Filter for the word "data" and keep each matching line.
○ ○ ○ ○ ○ ○ ○
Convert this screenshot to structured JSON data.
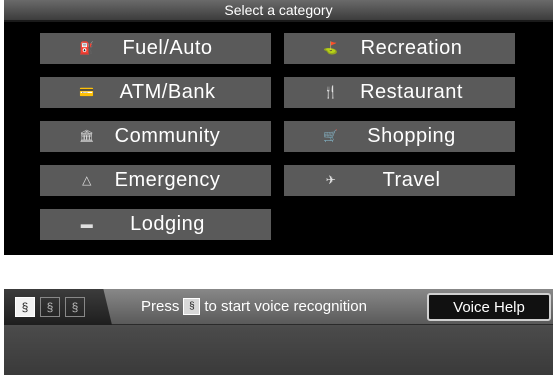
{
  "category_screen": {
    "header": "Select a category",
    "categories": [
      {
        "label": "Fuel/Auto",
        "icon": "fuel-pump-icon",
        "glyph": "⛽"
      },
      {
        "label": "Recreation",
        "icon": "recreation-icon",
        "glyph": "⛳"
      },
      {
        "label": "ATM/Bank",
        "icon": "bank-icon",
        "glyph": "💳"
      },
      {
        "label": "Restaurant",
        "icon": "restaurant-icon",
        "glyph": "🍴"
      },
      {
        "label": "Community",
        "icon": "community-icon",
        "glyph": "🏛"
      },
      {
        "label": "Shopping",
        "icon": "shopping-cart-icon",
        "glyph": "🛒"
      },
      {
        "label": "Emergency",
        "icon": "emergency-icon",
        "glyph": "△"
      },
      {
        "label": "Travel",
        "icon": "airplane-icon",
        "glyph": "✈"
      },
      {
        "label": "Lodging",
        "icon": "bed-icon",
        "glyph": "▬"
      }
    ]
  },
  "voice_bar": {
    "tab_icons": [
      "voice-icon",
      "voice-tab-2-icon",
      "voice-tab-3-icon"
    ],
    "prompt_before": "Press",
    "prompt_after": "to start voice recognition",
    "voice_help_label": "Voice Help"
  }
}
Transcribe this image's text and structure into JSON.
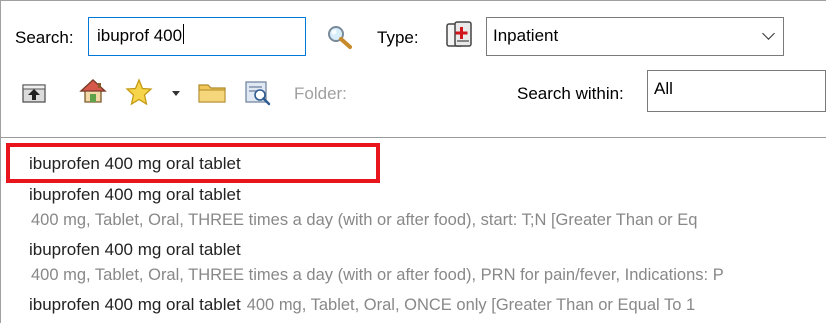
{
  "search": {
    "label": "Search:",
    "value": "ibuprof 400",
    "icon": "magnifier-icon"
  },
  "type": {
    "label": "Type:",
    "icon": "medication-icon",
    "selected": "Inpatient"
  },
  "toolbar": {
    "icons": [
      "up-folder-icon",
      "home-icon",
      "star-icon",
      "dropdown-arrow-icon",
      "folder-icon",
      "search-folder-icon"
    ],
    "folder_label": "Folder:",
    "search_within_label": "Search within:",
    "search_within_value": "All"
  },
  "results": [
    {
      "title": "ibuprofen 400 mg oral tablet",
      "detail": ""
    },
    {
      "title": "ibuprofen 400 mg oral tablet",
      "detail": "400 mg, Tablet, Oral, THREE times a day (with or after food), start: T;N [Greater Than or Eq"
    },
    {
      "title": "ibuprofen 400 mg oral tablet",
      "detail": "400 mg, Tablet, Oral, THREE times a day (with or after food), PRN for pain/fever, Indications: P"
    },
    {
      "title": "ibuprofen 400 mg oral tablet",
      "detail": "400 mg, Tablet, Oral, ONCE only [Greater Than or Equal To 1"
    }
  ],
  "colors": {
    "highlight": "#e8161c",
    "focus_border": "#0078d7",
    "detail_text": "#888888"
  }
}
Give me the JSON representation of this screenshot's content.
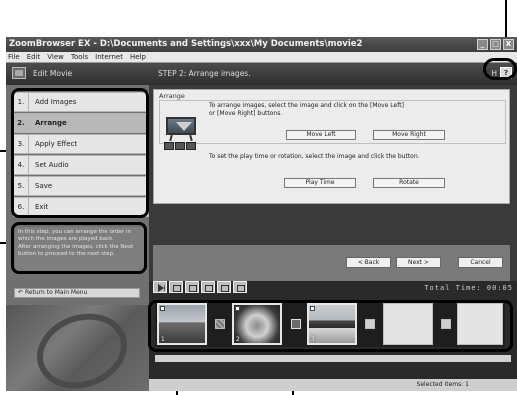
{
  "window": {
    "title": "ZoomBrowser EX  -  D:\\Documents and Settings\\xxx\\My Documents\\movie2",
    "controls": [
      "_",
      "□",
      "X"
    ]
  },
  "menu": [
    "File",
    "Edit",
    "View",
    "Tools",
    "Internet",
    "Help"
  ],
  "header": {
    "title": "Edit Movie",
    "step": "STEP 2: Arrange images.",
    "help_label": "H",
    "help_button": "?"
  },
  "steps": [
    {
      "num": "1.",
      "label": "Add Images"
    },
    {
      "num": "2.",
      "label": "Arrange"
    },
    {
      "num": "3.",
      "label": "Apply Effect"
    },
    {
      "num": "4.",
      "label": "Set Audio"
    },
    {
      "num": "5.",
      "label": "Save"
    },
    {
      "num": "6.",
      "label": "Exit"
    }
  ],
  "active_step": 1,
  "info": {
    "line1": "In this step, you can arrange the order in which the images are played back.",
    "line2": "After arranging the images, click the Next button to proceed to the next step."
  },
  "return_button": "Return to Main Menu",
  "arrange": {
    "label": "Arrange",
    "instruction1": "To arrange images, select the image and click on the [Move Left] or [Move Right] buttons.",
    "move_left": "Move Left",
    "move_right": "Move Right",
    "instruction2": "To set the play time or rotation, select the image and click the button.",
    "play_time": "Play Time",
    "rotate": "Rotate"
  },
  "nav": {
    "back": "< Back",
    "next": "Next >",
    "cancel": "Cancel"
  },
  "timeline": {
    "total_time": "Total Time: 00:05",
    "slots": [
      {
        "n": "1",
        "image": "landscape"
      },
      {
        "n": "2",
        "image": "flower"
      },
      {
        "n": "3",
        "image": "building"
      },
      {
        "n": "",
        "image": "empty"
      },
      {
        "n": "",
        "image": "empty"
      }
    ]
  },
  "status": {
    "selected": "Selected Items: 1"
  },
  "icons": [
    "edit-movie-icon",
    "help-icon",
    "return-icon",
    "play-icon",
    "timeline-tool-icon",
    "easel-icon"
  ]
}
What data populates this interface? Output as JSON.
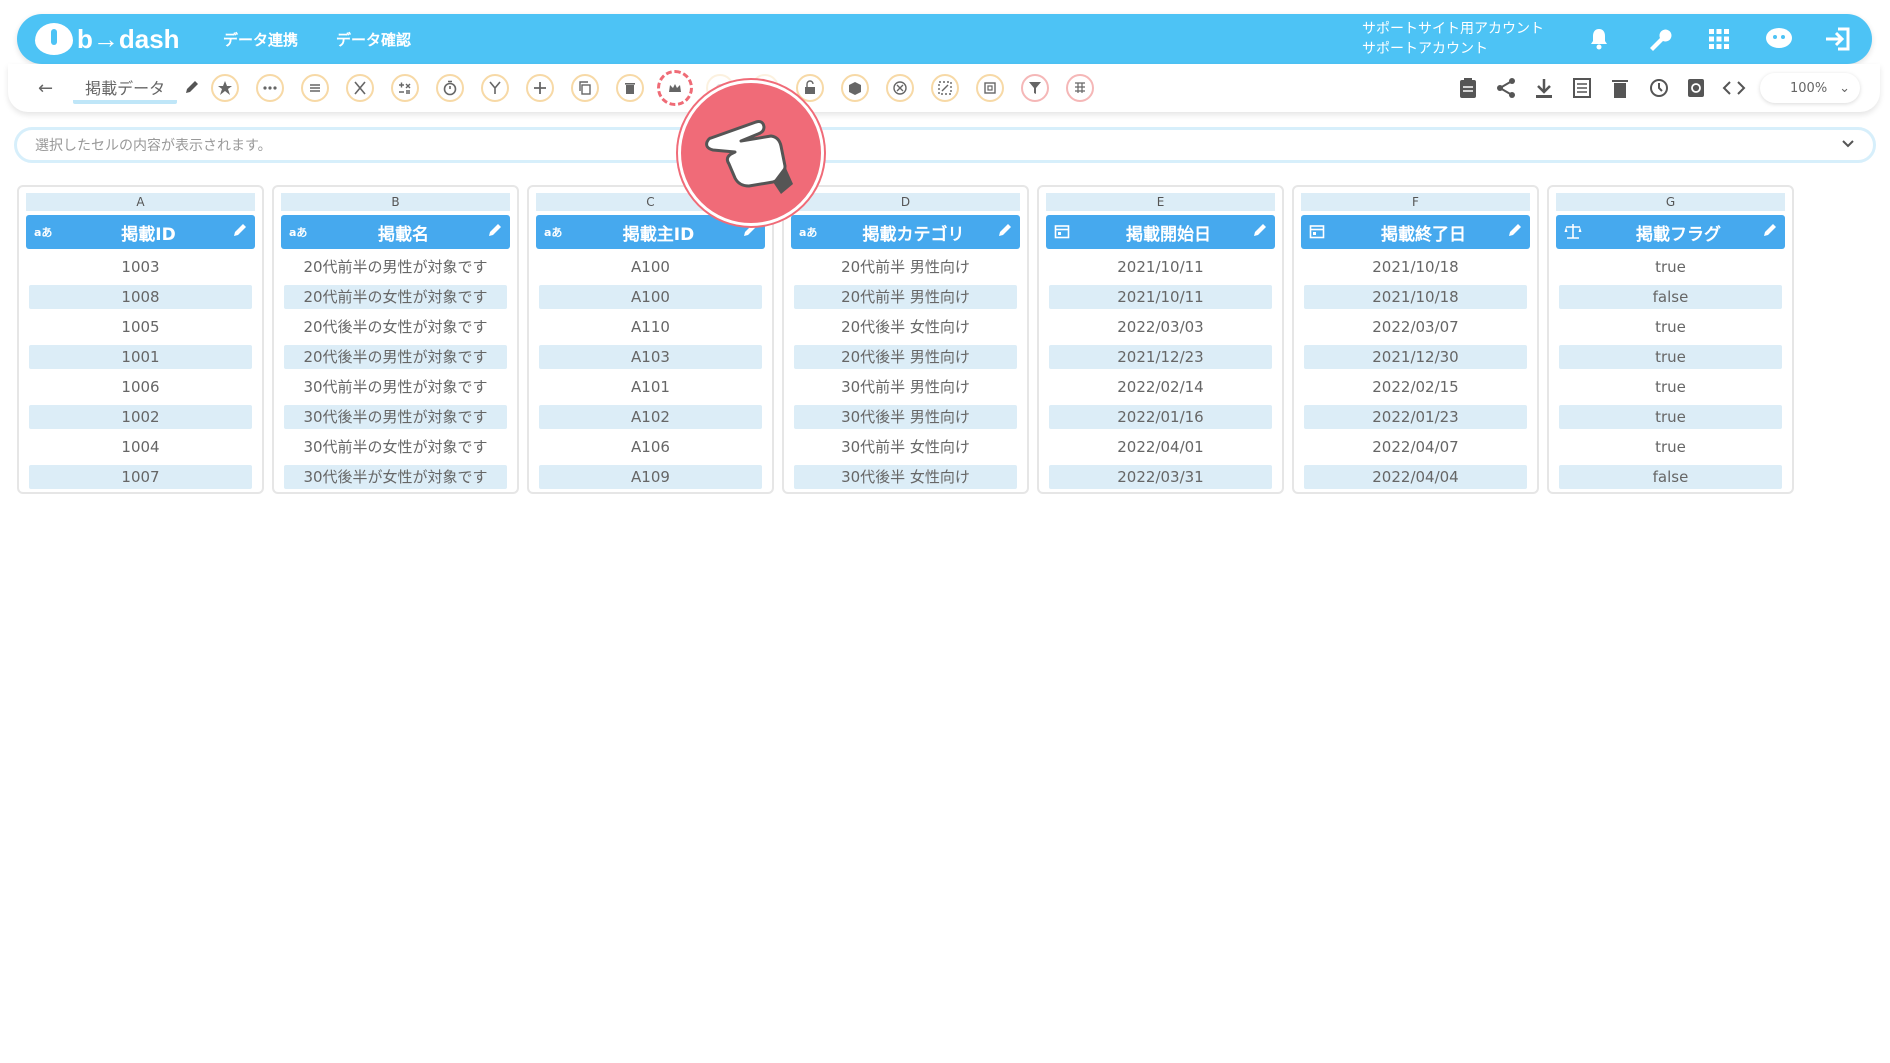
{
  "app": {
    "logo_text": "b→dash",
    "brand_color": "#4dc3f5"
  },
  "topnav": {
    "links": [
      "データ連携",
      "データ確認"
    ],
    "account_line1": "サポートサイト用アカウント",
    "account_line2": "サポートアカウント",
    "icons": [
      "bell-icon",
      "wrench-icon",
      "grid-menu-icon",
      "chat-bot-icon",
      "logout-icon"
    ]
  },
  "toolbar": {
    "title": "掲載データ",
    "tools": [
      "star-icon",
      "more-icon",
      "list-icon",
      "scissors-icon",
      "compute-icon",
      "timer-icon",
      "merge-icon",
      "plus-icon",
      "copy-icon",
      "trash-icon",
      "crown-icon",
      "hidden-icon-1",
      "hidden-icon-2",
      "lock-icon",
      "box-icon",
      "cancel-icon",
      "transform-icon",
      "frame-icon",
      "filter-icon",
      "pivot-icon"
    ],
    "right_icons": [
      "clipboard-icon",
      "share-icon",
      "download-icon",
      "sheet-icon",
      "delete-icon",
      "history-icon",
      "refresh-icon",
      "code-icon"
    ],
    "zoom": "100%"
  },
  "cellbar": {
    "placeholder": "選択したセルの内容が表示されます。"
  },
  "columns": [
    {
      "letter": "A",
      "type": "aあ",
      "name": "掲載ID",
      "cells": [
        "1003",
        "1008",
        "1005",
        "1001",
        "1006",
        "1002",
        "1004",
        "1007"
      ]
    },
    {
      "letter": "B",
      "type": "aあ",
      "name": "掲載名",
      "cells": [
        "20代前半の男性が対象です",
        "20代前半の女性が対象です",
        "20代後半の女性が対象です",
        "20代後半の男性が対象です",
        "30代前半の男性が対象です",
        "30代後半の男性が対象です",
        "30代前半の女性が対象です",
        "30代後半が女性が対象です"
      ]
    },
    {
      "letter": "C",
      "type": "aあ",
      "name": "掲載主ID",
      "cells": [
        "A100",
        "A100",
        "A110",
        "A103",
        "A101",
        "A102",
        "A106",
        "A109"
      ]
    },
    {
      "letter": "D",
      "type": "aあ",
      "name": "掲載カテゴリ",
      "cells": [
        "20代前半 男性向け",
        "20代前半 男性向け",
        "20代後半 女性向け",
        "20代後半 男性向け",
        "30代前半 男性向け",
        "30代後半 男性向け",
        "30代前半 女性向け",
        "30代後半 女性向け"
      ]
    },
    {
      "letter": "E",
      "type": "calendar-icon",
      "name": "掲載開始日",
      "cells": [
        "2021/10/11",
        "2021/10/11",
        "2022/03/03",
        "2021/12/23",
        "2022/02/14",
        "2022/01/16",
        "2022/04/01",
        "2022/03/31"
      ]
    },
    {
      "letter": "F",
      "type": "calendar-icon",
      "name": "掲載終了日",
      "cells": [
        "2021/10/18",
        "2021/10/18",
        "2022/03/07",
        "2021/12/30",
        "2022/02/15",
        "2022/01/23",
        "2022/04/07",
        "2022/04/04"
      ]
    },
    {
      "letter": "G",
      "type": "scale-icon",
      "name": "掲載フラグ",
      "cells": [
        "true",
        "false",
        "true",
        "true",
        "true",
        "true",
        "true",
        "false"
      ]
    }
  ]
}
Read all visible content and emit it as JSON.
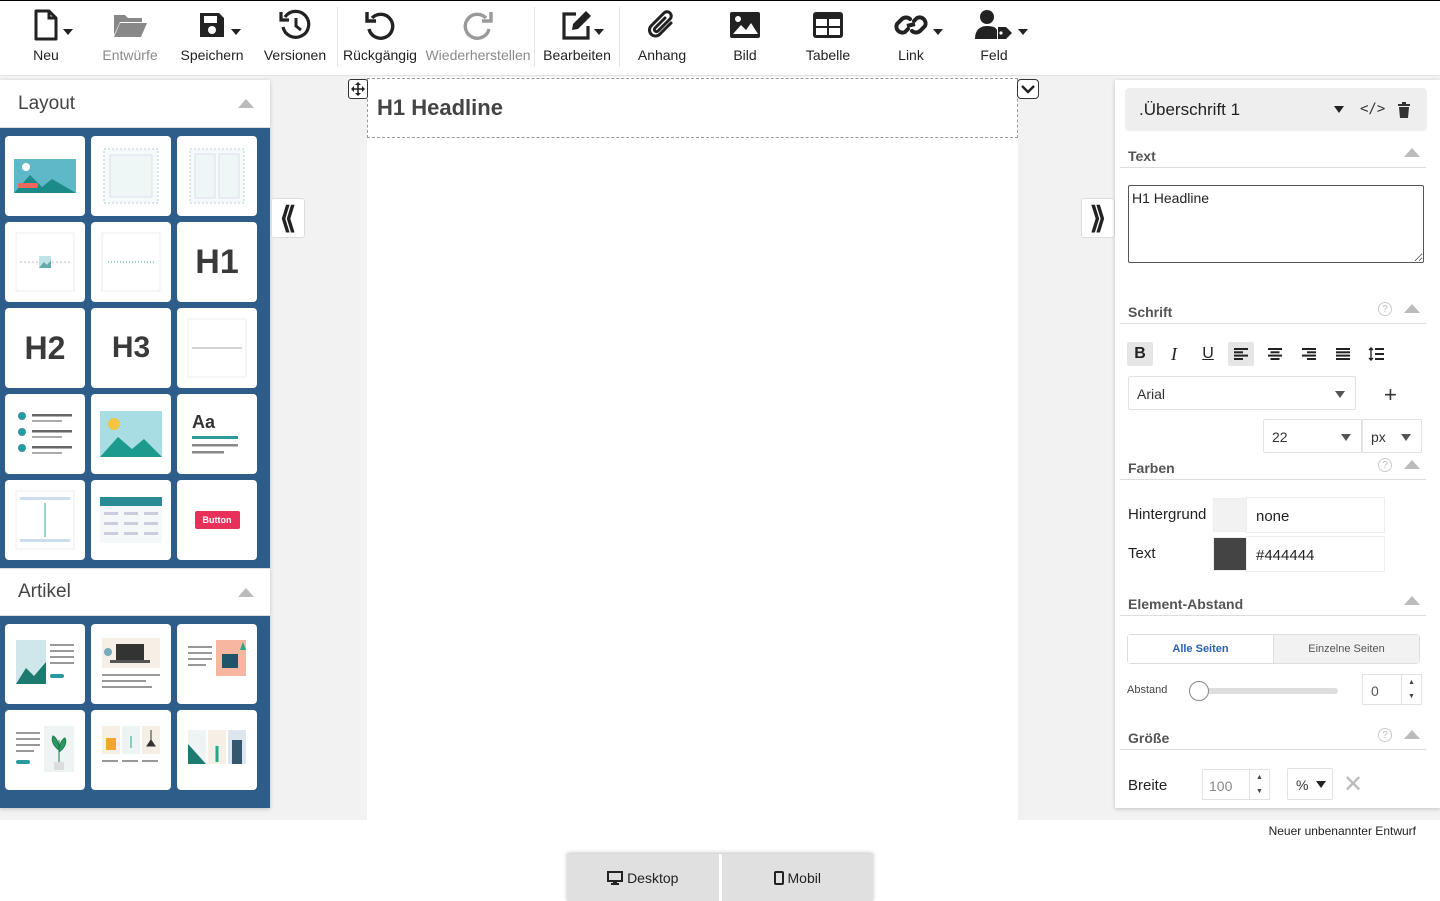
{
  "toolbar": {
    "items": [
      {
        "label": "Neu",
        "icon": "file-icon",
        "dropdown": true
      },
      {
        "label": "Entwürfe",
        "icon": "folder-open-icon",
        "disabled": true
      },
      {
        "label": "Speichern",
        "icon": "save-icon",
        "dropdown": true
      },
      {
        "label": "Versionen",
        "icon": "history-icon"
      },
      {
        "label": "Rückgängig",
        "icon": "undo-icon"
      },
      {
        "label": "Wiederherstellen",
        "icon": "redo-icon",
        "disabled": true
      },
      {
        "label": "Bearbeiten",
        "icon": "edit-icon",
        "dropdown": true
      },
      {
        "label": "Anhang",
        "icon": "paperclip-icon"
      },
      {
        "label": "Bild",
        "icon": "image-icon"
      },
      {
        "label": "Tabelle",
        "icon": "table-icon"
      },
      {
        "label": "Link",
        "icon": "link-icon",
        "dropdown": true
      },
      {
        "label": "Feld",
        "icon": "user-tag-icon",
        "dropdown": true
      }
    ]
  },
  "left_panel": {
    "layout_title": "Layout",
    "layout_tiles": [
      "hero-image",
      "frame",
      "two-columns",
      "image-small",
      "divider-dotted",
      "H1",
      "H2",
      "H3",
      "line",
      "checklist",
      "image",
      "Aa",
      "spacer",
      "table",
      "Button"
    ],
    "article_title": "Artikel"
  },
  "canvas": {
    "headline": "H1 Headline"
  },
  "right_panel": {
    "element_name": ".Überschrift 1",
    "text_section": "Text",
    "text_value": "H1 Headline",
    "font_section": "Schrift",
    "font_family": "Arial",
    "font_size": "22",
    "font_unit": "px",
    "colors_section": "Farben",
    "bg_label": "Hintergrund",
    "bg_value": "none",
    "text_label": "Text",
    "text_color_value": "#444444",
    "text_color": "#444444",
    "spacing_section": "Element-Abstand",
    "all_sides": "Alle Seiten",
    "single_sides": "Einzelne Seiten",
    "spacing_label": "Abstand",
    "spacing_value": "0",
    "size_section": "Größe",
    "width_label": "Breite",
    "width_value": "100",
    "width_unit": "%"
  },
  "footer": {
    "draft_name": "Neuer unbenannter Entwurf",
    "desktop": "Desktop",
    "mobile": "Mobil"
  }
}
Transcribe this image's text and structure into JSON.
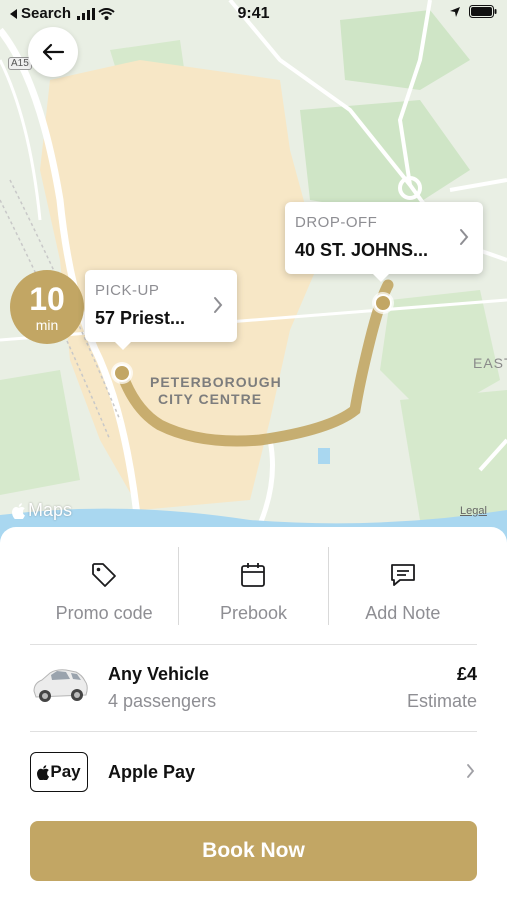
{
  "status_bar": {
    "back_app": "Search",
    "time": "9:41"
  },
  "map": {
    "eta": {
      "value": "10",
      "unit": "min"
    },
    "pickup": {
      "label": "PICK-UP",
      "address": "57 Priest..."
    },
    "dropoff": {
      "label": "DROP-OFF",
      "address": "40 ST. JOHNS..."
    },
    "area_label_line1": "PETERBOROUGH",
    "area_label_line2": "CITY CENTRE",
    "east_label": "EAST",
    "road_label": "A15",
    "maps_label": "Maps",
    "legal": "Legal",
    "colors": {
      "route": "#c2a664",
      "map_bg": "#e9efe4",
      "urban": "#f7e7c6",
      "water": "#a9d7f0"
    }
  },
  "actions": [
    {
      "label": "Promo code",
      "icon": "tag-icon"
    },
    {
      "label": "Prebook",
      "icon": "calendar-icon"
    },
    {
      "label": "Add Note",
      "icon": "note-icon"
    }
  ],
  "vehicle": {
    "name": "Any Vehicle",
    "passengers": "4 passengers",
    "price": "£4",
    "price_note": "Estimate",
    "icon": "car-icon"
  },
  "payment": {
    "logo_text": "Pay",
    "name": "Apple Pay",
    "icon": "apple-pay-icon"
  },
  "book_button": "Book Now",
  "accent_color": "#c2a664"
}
○ ○ ○ ○ ○ ○ ○
TASK SOLUTION:
Convert this screenshot to structured JSON data.
What data populates this interface? Output as JSON.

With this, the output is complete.